- _Listed entries_
--------

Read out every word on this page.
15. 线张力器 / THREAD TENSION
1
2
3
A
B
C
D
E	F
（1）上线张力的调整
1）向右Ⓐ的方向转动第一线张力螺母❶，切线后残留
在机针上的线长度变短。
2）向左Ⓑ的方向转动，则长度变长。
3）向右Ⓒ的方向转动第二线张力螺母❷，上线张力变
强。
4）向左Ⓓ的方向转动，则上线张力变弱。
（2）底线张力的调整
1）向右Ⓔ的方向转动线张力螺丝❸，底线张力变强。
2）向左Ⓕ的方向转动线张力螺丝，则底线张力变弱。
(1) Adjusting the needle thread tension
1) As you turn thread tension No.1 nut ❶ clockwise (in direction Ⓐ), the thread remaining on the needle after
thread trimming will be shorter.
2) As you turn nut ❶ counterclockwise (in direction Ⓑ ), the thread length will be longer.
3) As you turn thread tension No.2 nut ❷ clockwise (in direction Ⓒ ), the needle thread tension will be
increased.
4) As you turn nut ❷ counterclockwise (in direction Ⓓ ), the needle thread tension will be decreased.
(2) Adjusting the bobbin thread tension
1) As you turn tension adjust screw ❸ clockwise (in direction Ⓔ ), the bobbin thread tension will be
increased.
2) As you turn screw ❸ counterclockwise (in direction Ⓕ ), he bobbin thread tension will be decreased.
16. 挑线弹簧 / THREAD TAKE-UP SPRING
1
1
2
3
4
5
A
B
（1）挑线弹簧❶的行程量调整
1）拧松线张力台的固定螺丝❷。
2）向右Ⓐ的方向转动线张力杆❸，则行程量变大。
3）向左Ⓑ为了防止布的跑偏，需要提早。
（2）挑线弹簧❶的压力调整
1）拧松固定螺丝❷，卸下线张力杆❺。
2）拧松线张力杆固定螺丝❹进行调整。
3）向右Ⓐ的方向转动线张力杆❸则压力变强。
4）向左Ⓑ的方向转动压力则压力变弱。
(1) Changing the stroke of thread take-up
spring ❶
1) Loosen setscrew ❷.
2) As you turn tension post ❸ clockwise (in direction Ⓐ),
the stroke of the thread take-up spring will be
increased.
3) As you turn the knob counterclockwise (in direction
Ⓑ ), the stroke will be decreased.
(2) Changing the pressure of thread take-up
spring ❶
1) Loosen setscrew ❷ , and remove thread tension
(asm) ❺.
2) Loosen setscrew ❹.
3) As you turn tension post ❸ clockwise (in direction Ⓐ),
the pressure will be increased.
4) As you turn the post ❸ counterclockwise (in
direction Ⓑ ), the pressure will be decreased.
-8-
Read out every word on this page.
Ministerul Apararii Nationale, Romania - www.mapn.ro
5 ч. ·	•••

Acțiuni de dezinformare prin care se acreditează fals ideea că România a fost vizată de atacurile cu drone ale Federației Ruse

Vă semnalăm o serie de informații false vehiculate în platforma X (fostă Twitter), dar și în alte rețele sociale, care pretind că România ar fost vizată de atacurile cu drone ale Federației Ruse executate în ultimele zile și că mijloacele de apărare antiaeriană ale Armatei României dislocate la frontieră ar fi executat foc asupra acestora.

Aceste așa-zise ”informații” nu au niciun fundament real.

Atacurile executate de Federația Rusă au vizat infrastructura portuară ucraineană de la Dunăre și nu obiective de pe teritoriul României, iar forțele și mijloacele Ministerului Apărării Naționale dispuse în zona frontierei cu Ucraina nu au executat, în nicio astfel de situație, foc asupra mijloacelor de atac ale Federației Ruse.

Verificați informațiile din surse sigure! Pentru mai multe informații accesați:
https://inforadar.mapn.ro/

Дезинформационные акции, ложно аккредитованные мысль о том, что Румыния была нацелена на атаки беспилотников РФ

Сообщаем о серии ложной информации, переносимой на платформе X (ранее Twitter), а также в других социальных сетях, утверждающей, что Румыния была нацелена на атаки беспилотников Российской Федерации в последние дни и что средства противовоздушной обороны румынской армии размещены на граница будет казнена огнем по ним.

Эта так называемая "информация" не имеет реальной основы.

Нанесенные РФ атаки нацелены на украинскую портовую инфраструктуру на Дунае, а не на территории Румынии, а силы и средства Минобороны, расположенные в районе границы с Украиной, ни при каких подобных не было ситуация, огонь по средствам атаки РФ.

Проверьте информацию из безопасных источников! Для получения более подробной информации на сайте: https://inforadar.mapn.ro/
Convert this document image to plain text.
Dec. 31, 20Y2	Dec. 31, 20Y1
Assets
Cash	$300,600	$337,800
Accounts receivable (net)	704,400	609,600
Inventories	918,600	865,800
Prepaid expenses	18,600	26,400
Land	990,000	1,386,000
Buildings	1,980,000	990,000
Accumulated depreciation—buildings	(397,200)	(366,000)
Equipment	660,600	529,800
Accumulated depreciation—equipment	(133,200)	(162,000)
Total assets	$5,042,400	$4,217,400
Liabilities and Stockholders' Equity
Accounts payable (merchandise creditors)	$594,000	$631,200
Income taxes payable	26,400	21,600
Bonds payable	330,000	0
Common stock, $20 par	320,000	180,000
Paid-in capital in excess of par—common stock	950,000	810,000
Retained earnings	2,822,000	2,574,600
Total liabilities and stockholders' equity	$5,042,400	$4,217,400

--------

Copy all the records above exactly, missing none.

Read out every word on this page.
15. 线张力器 / THREAD TENSION
1
2
3
A
B
C
D
E	F
（1）上线张力的调整
1）向右Ⓐ的方向转动第一线张力螺母❶，切线后残留
在机针上的线长度变短。
2）向左Ⓑ的方向转动，则长度变长。
3）向右Ⓒ的方向转动第二线张力螺母❷，上线张力变
强。
4）向左Ⓓ的方向转动，则上线张力变弱。
（2）底线张力的调整
1）向右Ⓔ的方向转动线张力螺丝❸，底线张力变强。
2）向左Ⓕ的方向转动线张力螺丝，则底线张力变弱。
(1) Adjusting the needle thread tension
1) As you turn thread tension No.1 nut ❶ clockwise (in direction Ⓐ), the thread remaining on the needle after
thread trimming will be shorter.
2) As you turn nut ❶ counterclockwise (in direction Ⓑ ), the thread length will be longer.
3) As you turn thread tension No.2 nut ❷ clockwise (in direction Ⓒ ), the needle thread tension will be
increased.
4) As you turn nut ❷ counterclockwise (in direction Ⓓ ), the needle thread tension will be decreased.
(2) Adjusting the bobbin thread tension
1) As you turn tension adjust screw ❸ clockwise (in direction Ⓔ ), the bobbin thread tension will be
increased.
2) As you turn screw ❸ counterclockwise (in direction Ⓕ ), he bobbin thread tension will be decreased.
16. 挑线弹簧 / THREAD TAKE-UP SPRING
1
1
2
3
4
5
A
B
（1）挑线弹簧❶的行程量调整
1）拧松线张力台的固定螺丝❷。
2）向右Ⓐ的方向转动线张力杆❸，则行程量变大。
3）向左Ⓑ为了防止布的跑偏，需要提早。
（2）挑线弹簧❶的压力调整
1）拧松固定螺丝❷，卸下线张力杆❺。
2）拧松线张力杆固定螺丝❹进行调整。
3）向右Ⓐ的方向转动线张力杆❸则压力变强。
4）向左Ⓑ的方向转动压力则压力变弱。
(1) Changing the stroke of thread take-up
spring ❶
1) Loosen setscrew ❷.
2) As you turn tension post ❸ clockwise (in direction Ⓐ),
the stroke of the thread take-up spring will be
increased.
3) As you turn the knob counterclockwise (in direction
Ⓑ ), the stroke will be decreased.
(2) Changing the pressure of thread take-up
spring ❶
1) Loosen setscrew ❷ , and remove thread tension
(asm) ❺.
2) Loosen setscrew ❹.
3) As you turn tension post ❸ clockwise (in direction Ⓐ),
the pressure will be increased.
4) As you turn the post ❸ counterclockwise (in
direction Ⓑ ), the pressure will be decreased.
-8-
Read out every word on this page.
Ministerul Apararii Nationale, Romania - www.mapn.ro
5 ч. ·	•••

Acțiuni de dezinformare prin care se acreditează fals ideea că România a fost vizată de atacurile cu drone ale Federației Ruse

Vă semnalăm o serie de informații false vehiculate în platforma X (fostă Twitter), dar și în alte rețele sociale, care pretind că România ar fost vizată de atacurile cu drone ale Federației Ruse executate în ultimele zile și că mijloacele de apărare antiaeriană ale Armatei României dislocate la frontieră ar fi executat foc asupra acestora.

Aceste așa-zise ”informații” nu au niciun fundament real.

Atacurile executate de Federația Rusă au vizat infrastructura portuară ucraineană de la Dunăre și nu obiective de pe teritoriul României, iar forțele și mijloacele Ministerului Apărării Naționale dispuse în zona frontierei cu Ucraina nu au executat, în nicio astfel de situație, foc asupra mijloacelor de atac ale Federației Ruse.

Verificați informațiile din surse sigure! Pentru mai multe informații accesați:
https://inforadar.mapn.ro/

Дезинформационные акции, ложно аккредитованные мысль о том, что Румыния была нацелена на атаки беспилотников РФ

Сообщаем о серии ложной информации, переносимой на платформе X (ранее Twitter), а также в других социальных сетях, утверждающей, что Румыния была нацелена на атаки беспилотников Российской Федерации в последние дни и что средства противовоздушной обороны румынской армии размещены на граница будет казнена огнем по ним.

Эта так называемая "информация" не имеет реальной основы.

Нанесенные РФ атаки нацелены на украинскую портовую инфраструктуру на Дунае, а не на территории Румынии, а силы и средства Минобороны, расположенные в районе границы с Украиной, ни при каких подобных не было ситуация, огонь по средствам атаки РФ.

Проверьте информацию из безопасных источников! Для получения более подробной информации на сайте: https://inforadar.mapn.ro/
Convert this document image to plain text.
Dec. 31, 20Y2	Dec. 31, 20Y1
Assets
Cash	$300,600	$337,800
Accounts receivable (net)	704,400	609,600
Inventories	918,600	865,800
Prepaid expenses	18,600	26,400
Land	990,000	1,386,000
Buildings	1,980,000	990,000
Accumulated depreciation—buildings	(397,200)	(366,000)
Equipment	660,600	529,800
Accumulated depreciation—equipment	(133,200)	(162,000)
Total assets	$5,042,400	$4,217,400
Liabilities and Stockholders' Equity
Accounts payable (merchandise creditors)	$594,000	$631,200
Income taxes payable	26,400	21,600
Bonds payable	330,000	0
Common stock, $20 par	320,000	180,000
Paid-in capital in excess of par—common stock	950,000	810,000
Retained earnings	2,822,000	2,574,600
Total liabilities and stockholders' equity	$5,042,400	$4,217,400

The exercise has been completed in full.